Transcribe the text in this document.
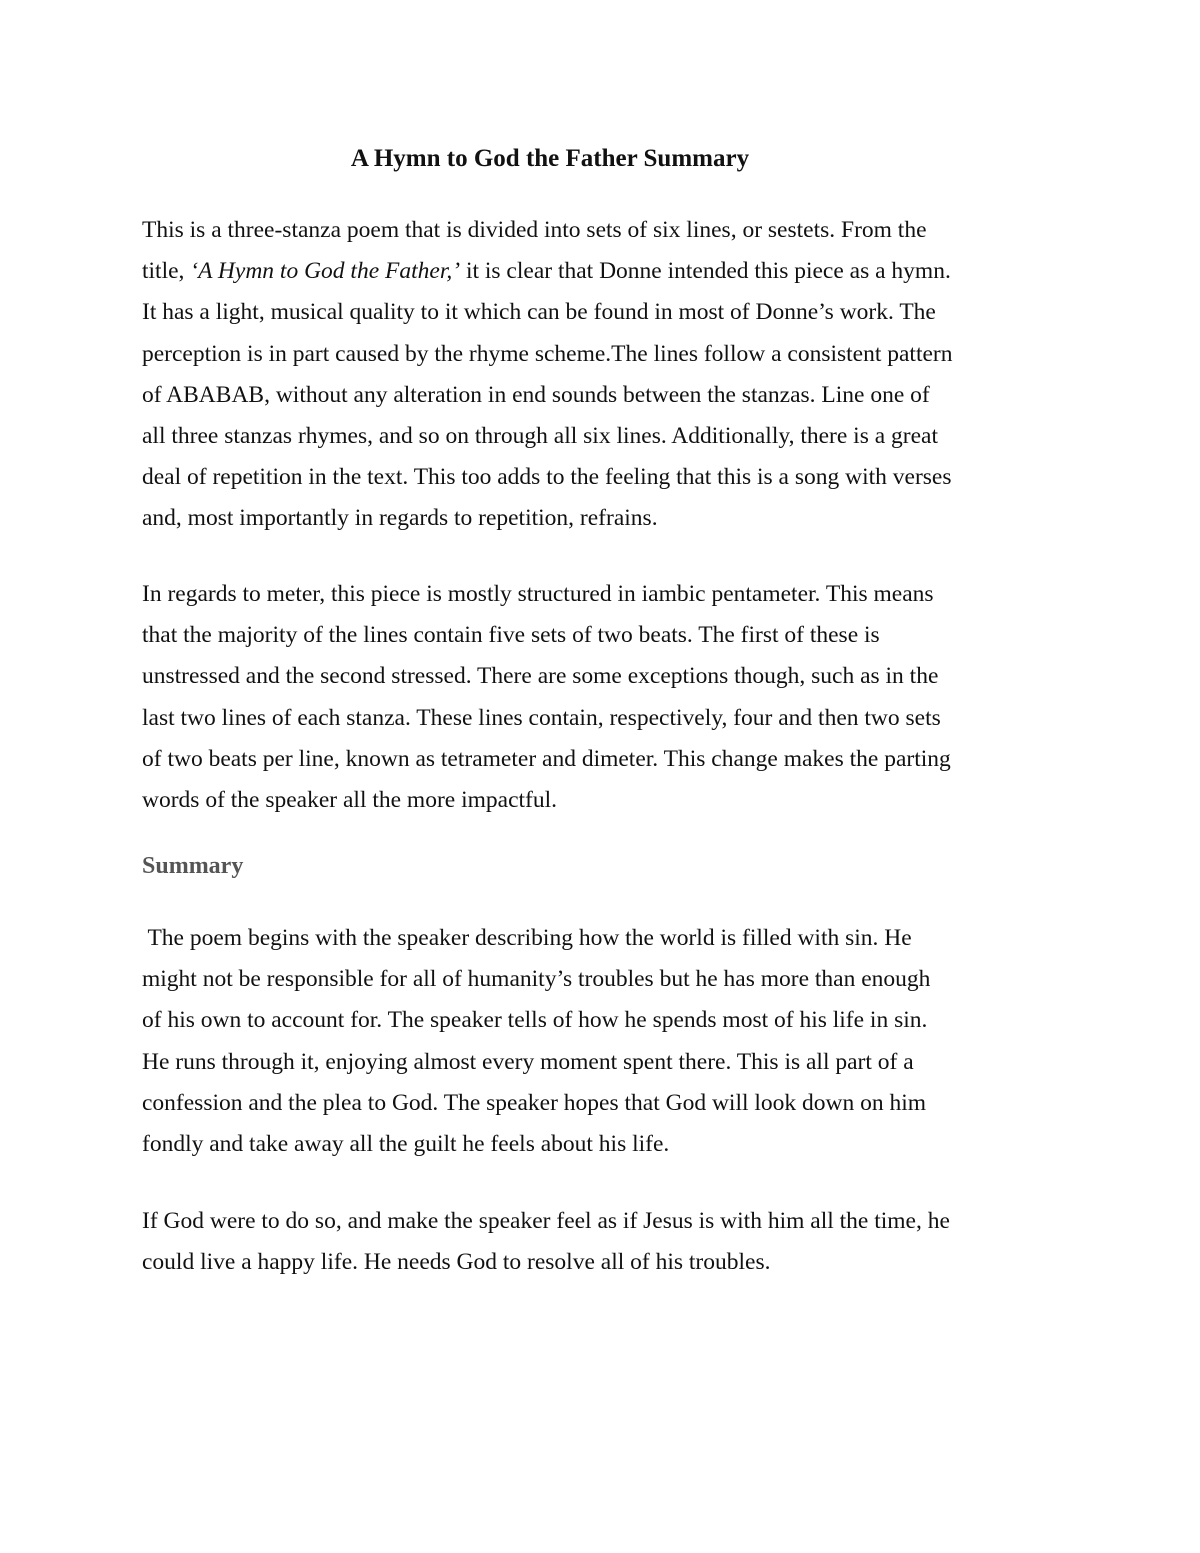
A Hymn to God the Father Summary

This is a three-stanza poem that is divided into sets of six lines, or sestets. From the
title, ‘A Hymn to God the Father,’ it is clear that Donne intended this piece as a hymn.
It has a light, musical quality to it which can be found in most of Donne’s work. The
perception is in part caused by the rhyme scheme.The lines follow a consistent pattern
of ABABAB, without any alteration in end sounds between the stanzas. Line one of
all three stanzas rhymes, and so on through all six lines. Additionally, there is a great
deal of repetition in the text. This too adds to the feeling that this is a song with verses
and, most importantly in regards to repetition, refrains.

In regards to meter, this piece is mostly structured in iambic pentameter. This means
that the majority of the lines contain five sets of two beats. The first of these is
unstressed and the second stressed. There are some exceptions though, such as in the
last two lines of each stanza. These lines contain, respectively, four and then two sets
of two beats per line, known as tetrameter and dimeter. This change makes the parting
words of the speaker all the more impactful.

Summary

The poem begins with the speaker describing how the world is filled with sin. He
might not be responsible for all of humanity’s troubles but he has more than enough
of his own to account for. The speaker tells of how he spends most of his life in sin.
He runs through it, enjoying almost every moment spent there. This is all part of a
confession and the plea to God. The speaker hopes that God will look down on him
fondly and take away all the guilt he feels about his life.

If God were to do so, and make the speaker feel as if Jesus is with him all the time, he
could live a happy life. He needs God to resolve all of his troubles.
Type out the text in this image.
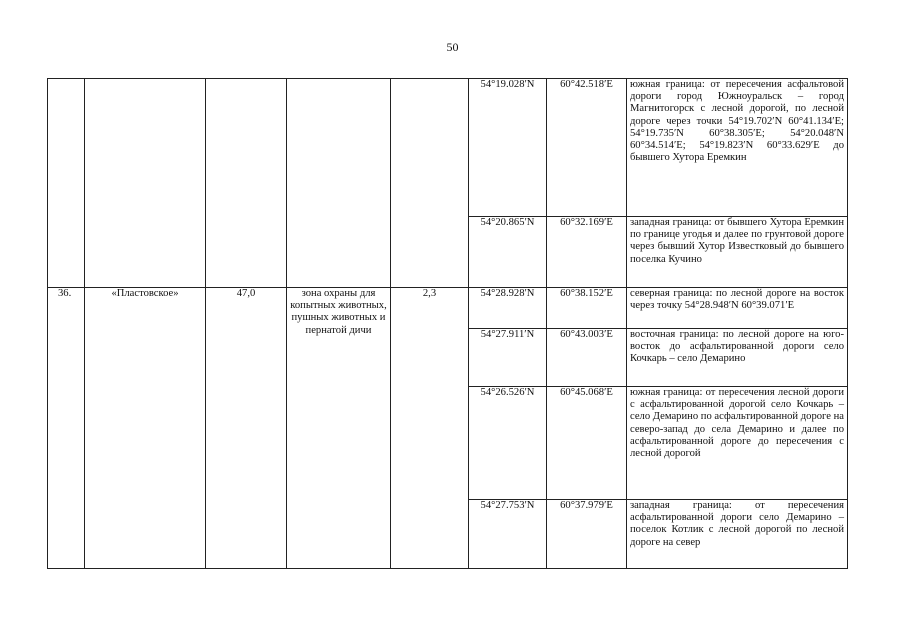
50
					54°19.028′N	60°42.518′E	южная граница: от пересечения асфальтовой дороги город Южноуральск – город Магнитогорск с лесной дорогой, по лесной дороге через точки 54°19.702′N 60°41.134′E; 54°19.735′N 60°38.305′E; 54°20.048′N 60°34.514′E; 54°19.823′N 60°33.629′E до бывшего Хутора Еремкин
					54°20.865′N	60°32.169′E	западная граница: от бывшего Хутора Еремкин по границе угодья и далее по грунтовой дороге через бывший Хутор Известковый до бывшего поселка Кучино
36.	«Пластовское»	47,0	зона охраны для копытных животных, пушных животных и пернатой дичи	2,3	54°28.928′N	60°38.152′E	северная граница: по лесной дороге на восток через точку 54°28.948′N 60°39.071′E
					54°27.911′N	60°43.003′E	восточная граница: по лесной дороге на юго-восток до асфальтированной дороги село Кочкарь – село Демарино
					54°26.526′N	60°45.068′E	южная граница: от пересечения лесной дороги с асфальтированной дорогой село Кочкарь – село Демарино по асфальтированной дороге на северо-запад до села Демарино и далее по асфальтированной дороге до пересечения с лесной дорогой
					54°27.753′N	60°37.979′E	западная граница: от пересечения асфальтированной дороги село Демарино – поселок Котлик с лесной дорогой по лесной дороге на север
- - -
CHALLENGE: Copy the entries above faithfully and omit every image.

FULL RESPONSE:
Transcribe the text in this document.
A Hymn to God the Father Summary

This is a three-stanza poem that is divided into sets of six lines, or sestets. From the
title, ‘A Hymn to God the Father,’ it is clear that Donne intended this piece as a hymn.
It has a light, musical quality to it which can be found in most of Donne’s work. The
perception is in part caused by the rhyme scheme.The lines follow a consistent pattern
of ABABAB, without any alteration in end sounds between the stanzas. Line one of
all three stanzas rhymes, and so on through all six lines. Additionally, there is a great
deal of repetition in the text. This too adds to the feeling that this is a song with verses
and, most importantly in regards to repetition, refrains.

In regards to meter, this piece is mostly structured in iambic pentameter. This means
that the majority of the lines contain five sets of two beats. The first of these is
unstressed and the second stressed. There are some exceptions though, such as in the
last two lines of each stanza. These lines contain, respectively, four and then two sets
of two beats per line, known as tetrameter and dimeter. This change makes the parting
words of the speaker all the more impactful.

Summary

The poem begins with the speaker describing how the world is filled with sin. He
might not be responsible for all of humanity’s troubles but he has more than enough
of his own to account for. The speaker tells of how he spends most of his life in sin.
He runs through it, enjoying almost every moment spent there. This is all part of a
confession and the plea to God. The speaker hopes that God will look down on him
fondly and take away all the guilt he feels about his life.

If God were to do so, and make the speaker feel as if Jesus is with him all the time, he
could live a happy life. He needs God to resolve all of his troubles.
Type out the text in this image.
50
					54°19.028′N	60°42.518′E	южная граница: от пересечения асфальтовой дороги город Южноуральск – город Магнитогорск с лесной дорогой, по лесной дороге через точки 54°19.702′N 60°41.134′E; 54°19.735′N 60°38.305′E; 54°20.048′N 60°34.514′E; 54°19.823′N 60°33.629′E до бывшего Хутора Еремкин
					54°20.865′N	60°32.169′E	западная граница: от бывшего Хутора Еремкин по границе угодья и далее по грунтовой дороге через бывший Хутор Известковый до бывшего поселка Кучино
36.	«Пластовское»	47,0	зона охраны для копытных животных, пушных животных и пернатой дичи	2,3	54°28.928′N	60°38.152′E	северная граница: по лесной дороге на восток через точку 54°28.948′N 60°39.071′E
					54°27.911′N	60°43.003′E	восточная граница: по лесной дороге на юго-восток до асфальтированной дороги село Кочкарь – село Демарино
					54°26.526′N	60°45.068′E	южная граница: от пересечения лесной дороги с асфальтированной дорогой село Кочкарь – село Демарино по асфальтированной дороге на северо-запад до села Демарино и далее по асфальтированной дороге до пересечения с лесной дорогой
					54°27.753′N	60°37.979′E	западная граница: от пересечения асфальтированной дороги село Демарино – поселок Котлик с лесной дорогой по лесной дороге на север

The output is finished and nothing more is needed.